What you are asked to do: Your task is to restate the data word for word.

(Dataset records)
····················

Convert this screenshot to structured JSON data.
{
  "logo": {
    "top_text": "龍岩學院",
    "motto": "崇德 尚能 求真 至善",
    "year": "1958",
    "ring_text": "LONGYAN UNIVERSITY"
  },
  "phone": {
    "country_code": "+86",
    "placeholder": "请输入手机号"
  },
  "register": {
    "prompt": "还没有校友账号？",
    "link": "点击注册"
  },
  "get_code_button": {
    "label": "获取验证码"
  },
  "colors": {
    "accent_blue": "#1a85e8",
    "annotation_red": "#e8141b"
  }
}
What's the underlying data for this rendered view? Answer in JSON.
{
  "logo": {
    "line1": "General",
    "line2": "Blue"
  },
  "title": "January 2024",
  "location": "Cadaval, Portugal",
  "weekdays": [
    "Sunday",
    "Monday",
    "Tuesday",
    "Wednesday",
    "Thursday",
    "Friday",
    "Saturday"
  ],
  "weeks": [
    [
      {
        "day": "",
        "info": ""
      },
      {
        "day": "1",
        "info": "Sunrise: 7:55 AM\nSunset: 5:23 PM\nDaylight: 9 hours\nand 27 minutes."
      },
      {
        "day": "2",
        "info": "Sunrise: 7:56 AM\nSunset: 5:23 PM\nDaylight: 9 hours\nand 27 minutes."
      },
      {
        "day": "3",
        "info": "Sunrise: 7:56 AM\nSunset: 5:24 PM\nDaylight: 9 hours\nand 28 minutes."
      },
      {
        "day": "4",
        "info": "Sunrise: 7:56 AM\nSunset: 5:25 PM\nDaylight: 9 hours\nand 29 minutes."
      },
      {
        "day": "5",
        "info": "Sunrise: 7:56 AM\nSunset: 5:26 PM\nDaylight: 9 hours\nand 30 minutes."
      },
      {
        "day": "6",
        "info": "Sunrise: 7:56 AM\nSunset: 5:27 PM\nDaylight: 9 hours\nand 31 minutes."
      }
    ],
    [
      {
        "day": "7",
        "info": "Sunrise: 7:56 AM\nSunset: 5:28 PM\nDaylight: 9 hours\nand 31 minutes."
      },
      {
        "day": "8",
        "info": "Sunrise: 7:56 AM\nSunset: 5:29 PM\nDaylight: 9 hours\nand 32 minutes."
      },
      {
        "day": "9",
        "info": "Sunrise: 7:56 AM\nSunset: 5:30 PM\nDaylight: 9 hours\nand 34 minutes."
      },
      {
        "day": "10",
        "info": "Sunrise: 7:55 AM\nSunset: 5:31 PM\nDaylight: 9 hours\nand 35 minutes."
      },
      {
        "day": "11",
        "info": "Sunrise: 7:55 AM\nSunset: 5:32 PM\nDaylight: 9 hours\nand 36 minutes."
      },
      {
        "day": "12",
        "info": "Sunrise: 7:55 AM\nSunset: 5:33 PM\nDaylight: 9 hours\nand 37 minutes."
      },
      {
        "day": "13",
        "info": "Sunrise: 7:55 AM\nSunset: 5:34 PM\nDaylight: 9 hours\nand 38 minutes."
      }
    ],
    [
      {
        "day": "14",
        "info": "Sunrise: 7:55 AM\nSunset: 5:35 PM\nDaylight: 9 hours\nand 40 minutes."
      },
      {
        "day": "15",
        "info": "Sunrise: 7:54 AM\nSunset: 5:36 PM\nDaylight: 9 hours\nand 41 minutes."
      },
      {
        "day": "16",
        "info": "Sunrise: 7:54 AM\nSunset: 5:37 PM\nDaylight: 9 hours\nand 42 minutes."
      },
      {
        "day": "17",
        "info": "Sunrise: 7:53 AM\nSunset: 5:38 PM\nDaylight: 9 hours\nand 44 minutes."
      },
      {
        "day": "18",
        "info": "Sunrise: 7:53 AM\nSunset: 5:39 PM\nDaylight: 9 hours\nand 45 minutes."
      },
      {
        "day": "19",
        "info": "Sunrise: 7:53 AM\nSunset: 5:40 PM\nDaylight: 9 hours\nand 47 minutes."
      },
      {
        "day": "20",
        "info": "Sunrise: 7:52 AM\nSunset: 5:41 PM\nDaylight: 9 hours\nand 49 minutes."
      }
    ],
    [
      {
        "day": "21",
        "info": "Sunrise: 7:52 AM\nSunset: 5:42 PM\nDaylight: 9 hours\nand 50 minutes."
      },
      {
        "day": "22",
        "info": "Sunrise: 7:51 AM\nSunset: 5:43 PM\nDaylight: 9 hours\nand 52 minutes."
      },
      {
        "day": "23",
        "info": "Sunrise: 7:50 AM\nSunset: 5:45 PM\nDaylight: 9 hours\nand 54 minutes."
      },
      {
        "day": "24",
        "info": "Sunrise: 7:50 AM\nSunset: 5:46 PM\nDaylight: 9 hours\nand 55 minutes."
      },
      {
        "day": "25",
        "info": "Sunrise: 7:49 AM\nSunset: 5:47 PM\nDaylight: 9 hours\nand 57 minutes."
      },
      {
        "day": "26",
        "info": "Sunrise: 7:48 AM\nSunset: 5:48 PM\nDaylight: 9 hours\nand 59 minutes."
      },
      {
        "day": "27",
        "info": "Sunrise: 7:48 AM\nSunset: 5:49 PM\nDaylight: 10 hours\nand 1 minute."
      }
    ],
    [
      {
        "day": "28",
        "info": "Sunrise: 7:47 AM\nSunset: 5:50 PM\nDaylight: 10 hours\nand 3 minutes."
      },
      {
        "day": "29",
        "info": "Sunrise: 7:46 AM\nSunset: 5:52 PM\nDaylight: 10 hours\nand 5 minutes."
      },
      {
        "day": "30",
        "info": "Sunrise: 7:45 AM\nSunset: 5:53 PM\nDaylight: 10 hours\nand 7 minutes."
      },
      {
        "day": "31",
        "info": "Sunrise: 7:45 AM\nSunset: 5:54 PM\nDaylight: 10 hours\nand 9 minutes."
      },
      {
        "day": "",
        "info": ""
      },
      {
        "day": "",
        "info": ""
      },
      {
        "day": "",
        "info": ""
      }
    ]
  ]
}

····················

In response:
Convert this screenshot to structured JSON data.
{
  "logo": {
    "top_text": "龍岩學院",
    "motto": "崇德 尚能 求真 至善",
    "year": "1958",
    "ring_text": "LONGYAN UNIVERSITY"
  },
  "phone": {
    "country_code": "+86",
    "placeholder": "请输入手机号"
  },
  "register": {
    "prompt": "还没有校友账号？",
    "link": "点击注册"
  },
  "get_code_button": {
    "label": "获取验证码"
  },
  "colors": {
    "accent_blue": "#1a85e8",
    "annotation_red": "#e8141b"
  }
}
What's the underlying data for this rendered view? Answer in JSON.
{
  "logo": {
    "line1": "General",
    "line2": "Blue"
  },
  "title": "January 2024",
  "location": "Cadaval, Portugal",
  "weekdays": [
    "Sunday",
    "Monday",
    "Tuesday",
    "Wednesday",
    "Thursday",
    "Friday",
    "Saturday"
  ],
  "weeks": [
    [
      {
        "day": "",
        "info": ""
      },
      {
        "day": "1",
        "info": "Sunrise: 7:55 AM\nSunset: 5:23 PM\nDaylight: 9 hours\nand 27 minutes."
      },
      {
        "day": "2",
        "info": "Sunrise: 7:56 AM\nSunset: 5:23 PM\nDaylight: 9 hours\nand 27 minutes."
      },
      {
        "day": "3",
        "info": "Sunrise: 7:56 AM\nSunset: 5:24 PM\nDaylight: 9 hours\nand 28 minutes."
      },
      {
        "day": "4",
        "info": "Sunrise: 7:56 AM\nSunset: 5:25 PM\nDaylight: 9 hours\nand 29 minutes."
      },
      {
        "day": "5",
        "info": "Sunrise: 7:56 AM\nSunset: 5:26 PM\nDaylight: 9 hours\nand 30 minutes."
      },
      {
        "day": "6",
        "info": "Sunrise: 7:56 AM\nSunset: 5:27 PM\nDaylight: 9 hours\nand 31 minutes."
      }
    ],
    [
      {
        "day": "7",
        "info": "Sunrise: 7:56 AM\nSunset: 5:28 PM\nDaylight: 9 hours\nand 31 minutes."
      },
      {
        "day": "8",
        "info": "Sunrise: 7:56 AM\nSunset: 5:29 PM\nDaylight: 9 hours\nand 32 minutes."
      },
      {
        "day": "9",
        "info": "Sunrise: 7:56 AM\nSunset: 5:30 PM\nDaylight: 9 hours\nand 34 minutes."
      },
      {
        "day": "10",
        "info": "Sunrise: 7:55 AM\nSunset: 5:31 PM\nDaylight: 9 hours\nand 35 minutes."
      },
      {
        "day": "11",
        "info": "Sunrise: 7:55 AM\nSunset: 5:32 PM\nDaylight: 9 hours\nand 36 minutes."
      },
      {
        "day": "12",
        "info": "Sunrise: 7:55 AM\nSunset: 5:33 PM\nDaylight: 9 hours\nand 37 minutes."
      },
      {
        "day": "13",
        "info": "Sunrise: 7:55 AM\nSunset: 5:34 PM\nDaylight: 9 hours\nand 38 minutes."
      }
    ],
    [
      {
        "day": "14",
        "info": "Sunrise: 7:55 AM\nSunset: 5:35 PM\nDaylight: 9 hours\nand 40 minutes."
      },
      {
        "day": "15",
        "info": "Sunrise: 7:54 AM\nSunset: 5:36 PM\nDaylight: 9 hours\nand 41 minutes."
      },
      {
        "day": "16",
        "info": "Sunrise: 7:54 AM\nSunset: 5:37 PM\nDaylight: 9 hours\nand 42 minutes."
      },
      {
        "day": "17",
        "info": "Sunrise: 7:53 AM\nSunset: 5:38 PM\nDaylight: 9 hours\nand 44 minutes."
      },
      {
        "day": "18",
        "info": "Sunrise: 7:53 AM\nSunset: 5:39 PM\nDaylight: 9 hours\nand 45 minutes."
      },
      {
        "day": "19",
        "info": "Sunrise: 7:53 AM\nSunset: 5:40 PM\nDaylight: 9 hours\nand 47 minutes."
      },
      {
        "day": "20",
        "info": "Sunrise: 7:52 AM\nSunset: 5:41 PM\nDaylight: 9 hours\nand 49 minutes."
      }
    ],
    [
      {
        "day": "21",
        "info": "Sunrise: 7:52 AM\nSunset: 5:42 PM\nDaylight: 9 hours\nand 50 minutes."
      },
      {
        "day": "22",
        "info": "Sunrise: 7:51 AM\nSunset: 5:43 PM\nDaylight: 9 hours\nand 52 minutes."
      },
      {
        "day": "23",
        "info": "Sunrise: 7:50 AM\nSunset: 5:45 PM\nDaylight: 9 hours\nand 54 minutes."
      },
      {
        "day": "24",
        "info": "Sunrise: 7:50 AM\nSunset: 5:46 PM\nDaylight: 9 hours\nand 55 minutes."
      },
      {
        "day": "25",
        "info": "Sunrise: 7:49 AM\nSunset: 5:47 PM\nDaylight: 9 hours\nand 57 minutes."
      },
      {
        "day": "26",
        "info": "Sunrise: 7:48 AM\nSunset: 5:48 PM\nDaylight: 9 hours\nand 59 minutes."
      },
      {
        "day": "27",
        "info": "Sunrise: 7:48 AM\nSunset: 5:49 PM\nDaylight: 10 hours\nand 1 minute."
      }
    ],
    [
      {
        "day": "28",
        "info": "Sunrise: 7:47 AM\nSunset: 5:50 PM\nDaylight: 10 hours\nand 3 minutes."
      },
      {
        "day": "29",
        "info": "Sunrise: 7:46 AM\nSunset: 5:52 PM\nDaylight: 10 hours\nand 5 minutes."
      },
      {
        "day": "30",
        "info": "Sunrise: 7:45 AM\nSunset: 5:53 PM\nDaylight: 10 hours\nand 7 minutes."
      },
      {
        "day": "31",
        "info": "Sunrise: 7:45 AM\nSunset: 5:54 PM\nDaylight: 10 hours\nand 9 minutes."
      },
      {
        "day": "",
        "info": ""
      },
      {
        "day": "",
        "info": ""
      },
      {
        "day": "",
        "info": ""
      }
    ]
  ]
}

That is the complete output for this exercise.